REQUIREMENTS:
Pull every line of the entries that has the word "سبحانه".

━━━━━ SUPPLIED MATERIAL

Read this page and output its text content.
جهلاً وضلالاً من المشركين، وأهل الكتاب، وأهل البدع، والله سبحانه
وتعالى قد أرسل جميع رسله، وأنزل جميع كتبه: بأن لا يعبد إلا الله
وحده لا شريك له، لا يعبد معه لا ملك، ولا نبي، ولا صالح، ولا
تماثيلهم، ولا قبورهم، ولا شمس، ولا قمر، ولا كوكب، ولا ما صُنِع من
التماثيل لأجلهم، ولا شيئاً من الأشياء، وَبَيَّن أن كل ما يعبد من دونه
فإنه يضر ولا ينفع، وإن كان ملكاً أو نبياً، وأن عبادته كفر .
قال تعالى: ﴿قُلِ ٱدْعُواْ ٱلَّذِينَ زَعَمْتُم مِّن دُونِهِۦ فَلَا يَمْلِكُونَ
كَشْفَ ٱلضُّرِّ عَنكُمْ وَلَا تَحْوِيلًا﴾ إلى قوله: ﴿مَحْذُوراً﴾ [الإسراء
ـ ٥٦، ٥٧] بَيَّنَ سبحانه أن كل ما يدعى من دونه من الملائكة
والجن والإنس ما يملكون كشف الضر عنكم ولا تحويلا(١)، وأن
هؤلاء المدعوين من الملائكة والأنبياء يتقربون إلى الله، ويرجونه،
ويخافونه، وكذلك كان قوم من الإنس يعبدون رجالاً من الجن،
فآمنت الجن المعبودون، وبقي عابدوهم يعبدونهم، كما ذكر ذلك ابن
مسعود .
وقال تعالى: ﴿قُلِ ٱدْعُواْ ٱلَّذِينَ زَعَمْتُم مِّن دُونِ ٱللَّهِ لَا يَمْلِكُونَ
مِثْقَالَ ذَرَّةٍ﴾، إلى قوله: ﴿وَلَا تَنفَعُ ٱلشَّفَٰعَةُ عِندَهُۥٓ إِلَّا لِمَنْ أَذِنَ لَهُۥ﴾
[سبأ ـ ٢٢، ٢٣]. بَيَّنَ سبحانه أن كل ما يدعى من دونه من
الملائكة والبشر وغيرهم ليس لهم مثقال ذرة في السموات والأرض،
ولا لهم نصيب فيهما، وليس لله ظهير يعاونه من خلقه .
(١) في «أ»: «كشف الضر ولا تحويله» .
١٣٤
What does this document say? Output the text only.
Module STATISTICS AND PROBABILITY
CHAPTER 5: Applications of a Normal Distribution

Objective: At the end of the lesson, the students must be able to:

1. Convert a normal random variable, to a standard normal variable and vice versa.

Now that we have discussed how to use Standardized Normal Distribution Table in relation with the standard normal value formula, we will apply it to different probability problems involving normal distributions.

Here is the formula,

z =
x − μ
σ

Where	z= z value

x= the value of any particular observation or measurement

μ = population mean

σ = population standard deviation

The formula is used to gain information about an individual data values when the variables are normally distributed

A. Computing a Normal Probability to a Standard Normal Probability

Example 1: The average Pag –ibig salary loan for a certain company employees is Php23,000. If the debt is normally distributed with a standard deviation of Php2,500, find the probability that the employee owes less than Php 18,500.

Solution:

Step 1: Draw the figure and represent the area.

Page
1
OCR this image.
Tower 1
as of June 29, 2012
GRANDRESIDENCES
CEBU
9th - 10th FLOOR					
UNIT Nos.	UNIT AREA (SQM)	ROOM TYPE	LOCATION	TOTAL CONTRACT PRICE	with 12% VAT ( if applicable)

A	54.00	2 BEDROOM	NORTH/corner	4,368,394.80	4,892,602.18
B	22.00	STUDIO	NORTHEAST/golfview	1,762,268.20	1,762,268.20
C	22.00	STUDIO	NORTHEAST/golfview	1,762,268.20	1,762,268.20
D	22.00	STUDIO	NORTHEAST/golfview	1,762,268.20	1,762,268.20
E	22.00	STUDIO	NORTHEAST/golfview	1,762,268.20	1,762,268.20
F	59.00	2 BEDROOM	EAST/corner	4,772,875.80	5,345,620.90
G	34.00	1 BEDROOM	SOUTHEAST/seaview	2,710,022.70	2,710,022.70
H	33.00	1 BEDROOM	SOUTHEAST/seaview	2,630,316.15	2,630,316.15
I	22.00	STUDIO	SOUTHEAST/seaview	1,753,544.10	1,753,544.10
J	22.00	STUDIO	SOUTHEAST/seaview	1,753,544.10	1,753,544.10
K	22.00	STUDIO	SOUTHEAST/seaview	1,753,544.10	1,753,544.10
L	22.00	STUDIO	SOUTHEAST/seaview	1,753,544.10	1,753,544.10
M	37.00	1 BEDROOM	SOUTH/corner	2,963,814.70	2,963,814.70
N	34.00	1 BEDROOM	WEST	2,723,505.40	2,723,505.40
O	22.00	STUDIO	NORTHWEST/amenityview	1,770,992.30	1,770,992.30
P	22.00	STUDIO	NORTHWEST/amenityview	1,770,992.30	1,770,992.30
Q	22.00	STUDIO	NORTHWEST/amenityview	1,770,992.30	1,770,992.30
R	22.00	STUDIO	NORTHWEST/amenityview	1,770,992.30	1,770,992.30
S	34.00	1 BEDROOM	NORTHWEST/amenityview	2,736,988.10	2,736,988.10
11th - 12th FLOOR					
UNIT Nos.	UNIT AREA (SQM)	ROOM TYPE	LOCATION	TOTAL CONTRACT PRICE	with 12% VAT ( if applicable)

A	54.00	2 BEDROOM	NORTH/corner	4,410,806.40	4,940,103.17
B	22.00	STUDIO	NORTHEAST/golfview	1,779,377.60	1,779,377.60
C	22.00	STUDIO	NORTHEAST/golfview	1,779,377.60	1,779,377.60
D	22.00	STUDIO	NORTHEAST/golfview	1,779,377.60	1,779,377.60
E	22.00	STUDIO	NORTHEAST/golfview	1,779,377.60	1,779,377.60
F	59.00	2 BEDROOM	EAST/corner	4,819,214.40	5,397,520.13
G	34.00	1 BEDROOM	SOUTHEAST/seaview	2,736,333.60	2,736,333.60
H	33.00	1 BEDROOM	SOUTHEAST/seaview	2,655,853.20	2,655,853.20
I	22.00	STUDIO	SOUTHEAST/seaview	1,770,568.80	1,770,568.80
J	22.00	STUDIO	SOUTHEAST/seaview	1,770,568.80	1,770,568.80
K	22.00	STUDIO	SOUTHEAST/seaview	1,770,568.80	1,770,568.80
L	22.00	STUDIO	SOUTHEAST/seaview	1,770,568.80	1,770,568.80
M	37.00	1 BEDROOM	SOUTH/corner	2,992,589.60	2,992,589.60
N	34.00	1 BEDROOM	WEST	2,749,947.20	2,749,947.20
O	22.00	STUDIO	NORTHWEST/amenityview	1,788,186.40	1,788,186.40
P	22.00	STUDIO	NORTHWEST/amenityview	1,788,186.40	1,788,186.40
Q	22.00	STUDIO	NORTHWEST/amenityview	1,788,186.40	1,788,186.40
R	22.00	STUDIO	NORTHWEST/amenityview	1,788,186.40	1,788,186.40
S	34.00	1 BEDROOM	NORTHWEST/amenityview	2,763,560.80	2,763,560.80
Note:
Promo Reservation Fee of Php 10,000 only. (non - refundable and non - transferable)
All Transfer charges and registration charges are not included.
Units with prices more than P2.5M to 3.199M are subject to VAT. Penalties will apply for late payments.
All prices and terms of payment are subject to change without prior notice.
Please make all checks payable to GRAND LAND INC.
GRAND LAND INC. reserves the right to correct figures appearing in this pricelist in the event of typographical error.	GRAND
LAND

━━━━━━━━━━

OUTPUT FOR THIS TASK:
جهلاً وضلالاً من المشركين، وأهل الكتاب، وأهل البدع، والله سبحانه
ـ ٥٦، ٥٧] بَيَّنَ سبحانه أن كل ما يدعى من دونه من الملائكة
[سبأ ـ ٢٢، ٢٣]. بَيَّنَ سبحانه أن كل ما يدعى من دونه من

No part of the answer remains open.